_Records excerpted from a collection_
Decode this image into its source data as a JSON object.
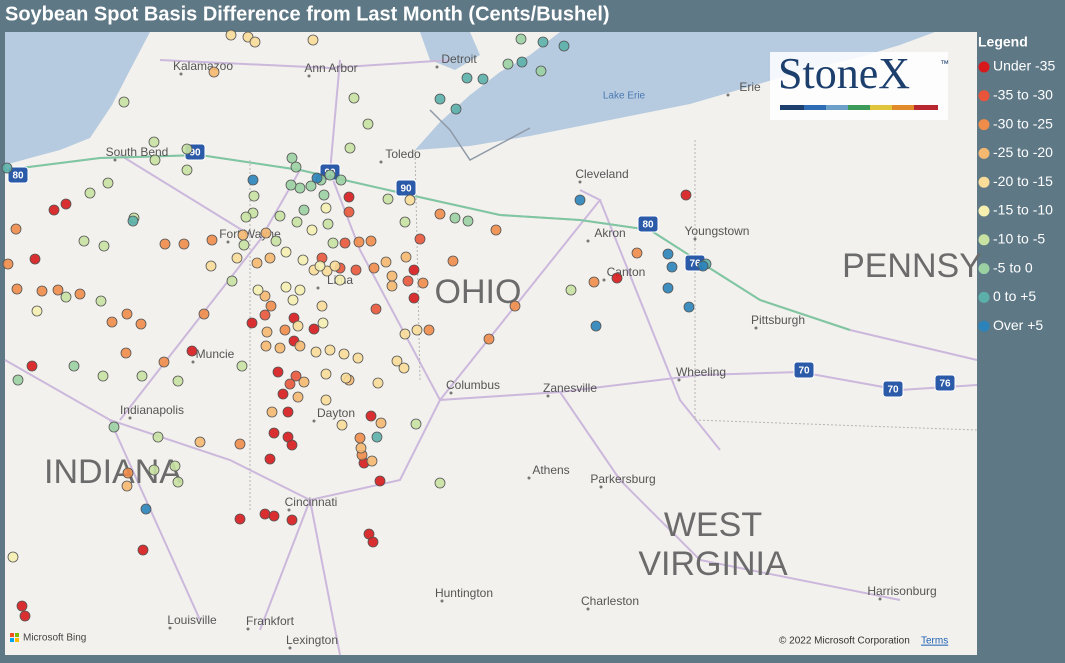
{
  "title": "Soybean Spot Basis Difference from Last Month (Cents/Bushel)",
  "legend": {
    "title": "Legend",
    "items": [
      {
        "label": "Under -35",
        "color": "#d7191c"
      },
      {
        "label": "-35 to -30",
        "color": "#e8553a"
      },
      {
        "label": "-30 to -25",
        "color": "#f08c4a"
      },
      {
        "label": "-25 to -20",
        "color": "#f5b870"
      },
      {
        "label": "-20 to -15",
        "color": "#f8dc98"
      },
      {
        "label": "-15 to -10",
        "color": "#f5f0b0"
      },
      {
        "label": "-10 to -5",
        "color": "#c8e2a2"
      },
      {
        "label": "-5 to 0",
        "color": "#9bd1a2"
      },
      {
        "label": "0 to +5",
        "color": "#5bb0aa"
      },
      {
        "label": "Over +5",
        "color": "#2b83ba"
      }
    ]
  },
  "logo": {
    "name": "StoneX",
    "mark": "™"
  },
  "map_labels": {
    "cities": [
      "Kalamazoo",
      "Ann Arbor",
      "Detroit",
      "Toledo",
      "South Bend",
      "Fort Wayne",
      "Lima",
      "Muncie",
      "Indianapolis",
      "Dayton",
      "Columbus",
      "Zanesville",
      "Athens",
      "Parkersburg",
      "Cincinnati",
      "Louisville",
      "Frankfort",
      "Lexington",
      "Huntington",
      "Charleston",
      "Harrisonburg",
      "Pittsburgh",
      "Wheeling",
      "Canton",
      "Akron",
      "Youngstown",
      "Cleveland",
      "Erie"
    ],
    "states": [
      "OHIO",
      "INDIANA",
      "WEST",
      "VIRGINIA",
      "PENNSY"
    ],
    "water": [
      "Lake Erie"
    ],
    "highways": [
      "90",
      "90",
      "90",
      "80",
      "80",
      "76",
      "76",
      "70",
      "70"
    ]
  },
  "footer": {
    "attribution": "Microsoft Bing",
    "copyright": "© 2022 Microsoft Corporation",
    "terms": "Terms"
  }
}
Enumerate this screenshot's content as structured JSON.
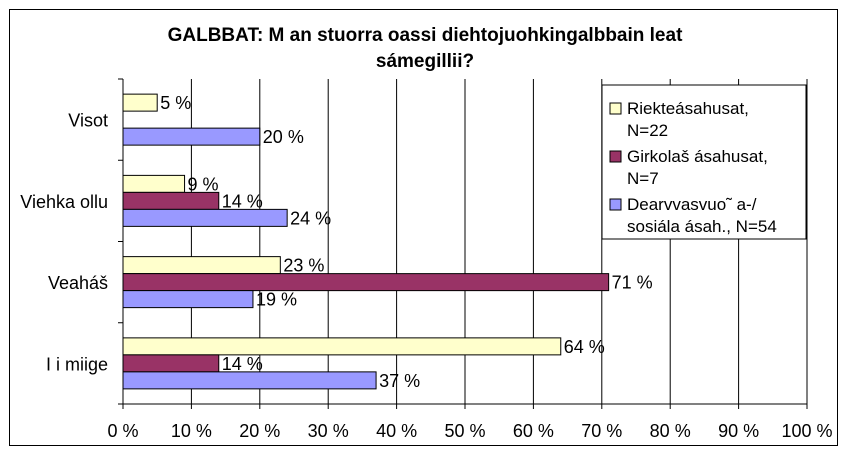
{
  "chart_data": {
    "type": "bar",
    "orientation": "horizontal",
    "title_line1": "GALBBAT: M an stuorra oassi diehtojuohkingalbbain leat",
    "title_line2": "sámegillii?",
    "categories": [
      "Visot",
      "Viehka ollu",
      "Veaháš",
      "I i miige"
    ],
    "series": [
      {
        "name": "Riekteásahusat, N=22",
        "legend_lines": [
          "Riekteásahusat,",
          "N=22"
        ],
        "color": "#ffffcc",
        "values": [
          5,
          9,
          23,
          64
        ],
        "labels": [
          "5 %",
          "9 %",
          "23 %",
          "64 %"
        ]
      },
      {
        "name": "Girkolaš ásahusat, N=7",
        "legend_lines": [
          "Girkolaš ásahusat,",
          "N=7"
        ],
        "color": "#993366",
        "values": [
          null,
          14,
          71,
          14
        ],
        "labels": [
          "",
          "14 %",
          "71 %",
          "14 %"
        ]
      },
      {
        "name": "Dearvvasvuo˜ a-/ sosiála ásah., N=54",
        "legend_lines": [
          "Dearvvasvuo˜ a-/",
          "sosiála ásah., N=54"
        ],
        "color": "#9999ff",
        "values": [
          20,
          24,
          19,
          37
        ],
        "labels": [
          "20 %",
          "24 %",
          "19 %",
          "37 %"
        ]
      }
    ],
    "xlim": [
      0,
      100
    ],
    "xticks": [
      "0 %",
      "10 %",
      "20 %",
      "30 %",
      "40 %",
      "50 %",
      "60 %",
      "70 %",
      "80 %",
      "90 %",
      "100 %"
    ],
    "grid": true,
    "legend_position": "top-right"
  }
}
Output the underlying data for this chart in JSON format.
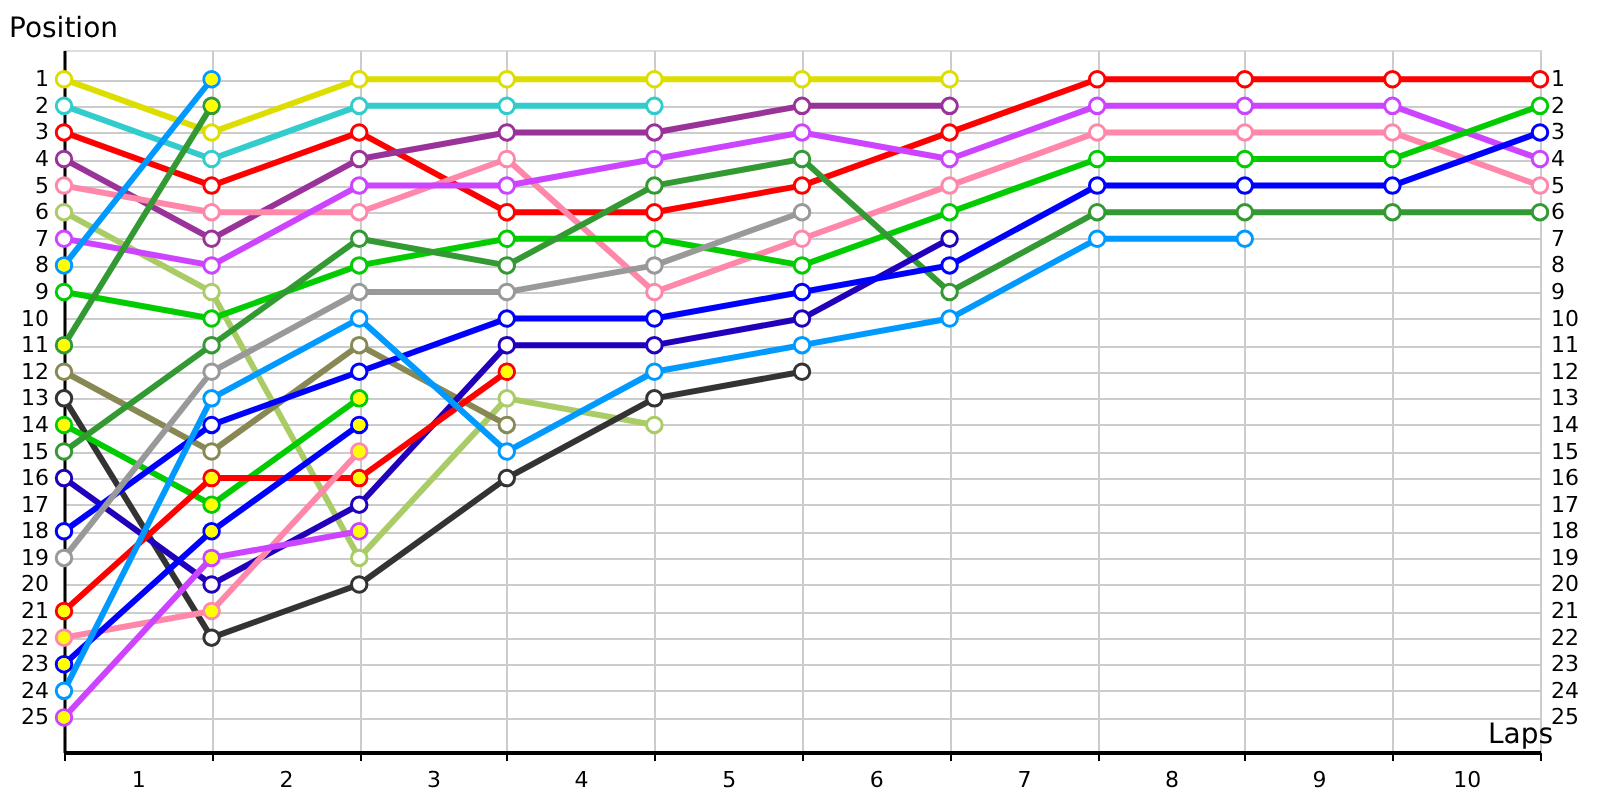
{
  "chart_data": {
    "type": "line",
    "xlabel": "Laps",
    "ylabel": "Position",
    "x": [
      0,
      1,
      2,
      3,
      4,
      5,
      6,
      7,
      8,
      9,
      10
    ],
    "xlim": [
      0,
      10
    ],
    "xticks": [
      {
        "value": 0,
        "label": null
      },
      {
        "value": 0.5,
        "label": "1"
      },
      {
        "value": 1,
        "label": null
      },
      {
        "value": 1.5,
        "label": "2"
      },
      {
        "value": 2,
        "label": null
      },
      {
        "value": 2.5,
        "label": "3"
      },
      {
        "value": 3,
        "label": null
      },
      {
        "value": 3.5,
        "label": "4"
      },
      {
        "value": 4,
        "label": null
      },
      {
        "value": 4.5,
        "label": "5"
      },
      {
        "value": 5,
        "label": null
      },
      {
        "value": 5.5,
        "label": "6"
      },
      {
        "value": 6,
        "label": null
      },
      {
        "value": 6.5,
        "label": "7"
      },
      {
        "value": 7,
        "label": null
      },
      {
        "value": 7.5,
        "label": "8"
      },
      {
        "value": 8,
        "label": null
      },
      {
        "value": 8.5,
        "label": "9"
      },
      {
        "value": 9,
        "label": null
      },
      {
        "value": 9.5,
        "label": "10"
      },
      {
        "value": 10,
        "label": null
      }
    ],
    "ylim": [
      26.3,
      -0.1
    ],
    "yticks": [
      1,
      2,
      3,
      4,
      5,
      6,
      7,
      8,
      9,
      10,
      11,
      12,
      13,
      14,
      15,
      16,
      17,
      18,
      19,
      20,
      21,
      22,
      23,
      24,
      25
    ],
    "y2lim": [
      26.3,
      -0.1
    ],
    "y2ticks": [
      1,
      2,
      3,
      4,
      5,
      6,
      7,
      8,
      9,
      10,
      11,
      12,
      13,
      14,
      15,
      16,
      17,
      18,
      19,
      20,
      21,
      22,
      23,
      24,
      25
    ],
    "grid": true,
    "marker": "circle",
    "line_style": "solid",
    "series": [
      {
        "color": "#dddd00",
        "values": [
          1,
          3,
          1,
          1,
          1,
          1,
          1,
          null,
          null,
          null,
          null
        ]
      },
      {
        "color": "#33cccc",
        "values": [
          2,
          4,
          2,
          2,
          2,
          null,
          null,
          null,
          null,
          null,
          null
        ]
      },
      {
        "color": "#ff0000",
        "values": [
          3,
          5,
          3,
          6,
          6,
          5,
          3,
          1,
          1,
          1,
          1
        ]
      },
      {
        "color": "#993399",
        "values": [
          4,
          7,
          4,
          3,
          3,
          2,
          2,
          null,
          null,
          null,
          null
        ]
      },
      {
        "color": "#ff88aa",
        "values": [
          5,
          6,
          6,
          4,
          9,
          7,
          5,
          3,
          3,
          3,
          5
        ]
      },
      {
        "color": "#aacc66",
        "values": [
          6,
          9,
          19,
          13,
          14,
          null,
          null,
          null,
          null,
          null,
          null
        ]
      },
      {
        "color": "#cc44ff",
        "values": [
          7,
          8,
          5,
          5,
          4,
          3,
          4,
          2,
          2,
          2,
          4
        ]
      },
      {
        "color": "#0099ff",
        "values": [
          8,
          1,
          null,
          null,
          null,
          null,
          null,
          null,
          null,
          null,
          null
        ]
      },
      {
        "color": "#00cc00",
        "values": [
          9,
          10,
          8,
          7,
          7,
          8,
          6,
          4,
          4,
          4,
          2
        ]
      },
      {
        "color": "#339933",
        "values": [
          11,
          2,
          null,
          null,
          null,
          null,
          null,
          null,
          null,
          null,
          null
        ]
      },
      {
        "color": "#888855",
        "values": [
          12,
          15,
          11,
          14,
          null,
          null,
          null,
          null,
          null,
          null,
          null
        ]
      },
      {
        "color": "#333333",
        "values": [
          13,
          22,
          20,
          16,
          13,
          12,
          null,
          null,
          null,
          null,
          null
        ]
      },
      {
        "color": "#00cc00",
        "values": [
          14,
          17,
          13,
          null,
          null,
          null,
          null,
          null,
          null,
          null,
          null
        ]
      },
      {
        "color": "#339933",
        "values": [
          15,
          11,
          7,
          8,
          5,
          4,
          9,
          6,
          6,
          6,
          6
        ]
      },
      {
        "color": "#2200bb",
        "values": [
          16,
          20,
          17,
          11,
          11,
          10,
          7,
          null,
          null,
          null,
          null
        ]
      },
      {
        "color": "#0000ff",
        "values": [
          18,
          14,
          12,
          10,
          10,
          9,
          8,
          5,
          5,
          5,
          3
        ]
      },
      {
        "color": "#999999",
        "values": [
          19,
          12,
          9,
          9,
          8,
          6,
          null,
          null,
          null,
          null,
          null
        ]
      },
      {
        "color": "#ff0000",
        "values": [
          21,
          16,
          16,
          12,
          null,
          null,
          null,
          null,
          null,
          null,
          null
        ]
      },
      {
        "color": "#ff88aa",
        "values": [
          22,
          21,
          15,
          null,
          null,
          null,
          null,
          null,
          null,
          null,
          null
        ]
      },
      {
        "color": "#0000ff",
        "values": [
          23,
          18,
          14,
          null,
          null,
          null,
          null,
          null,
          null,
          null,
          null
        ]
      },
      {
        "color": "#0099ff",
        "values": [
          24,
          13,
          10,
          15,
          12,
          11,
          10,
          7,
          7,
          null,
          null
        ]
      },
      {
        "color": "#cc44ff",
        "values": [
          25,
          19,
          18,
          null,
          null,
          null,
          null,
          null,
          null,
          null,
          null
        ]
      },
      {
        "type": "scatter",
        "color": "#ffff00",
        "x": [
          0,
          0,
          0,
          0,
          0,
          0,
          0,
          1,
          1,
          1,
          1,
          1,
          1,
          1,
          2,
          2,
          2,
          2,
          2,
          3
        ],
        "values": [
          8,
          11,
          14,
          21,
          22,
          23,
          25,
          1,
          2,
          16,
          17,
          18,
          19,
          21,
          13,
          14,
          15,
          16,
          18,
          12
        ]
      }
    ]
  }
}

_Instructions for the task_
Search the data above for the string "Riekteásahusat" and return every line that has it.

_Final answer_
        "name": "Riekteásahusat, N=22",
          "Riekteásahusat,",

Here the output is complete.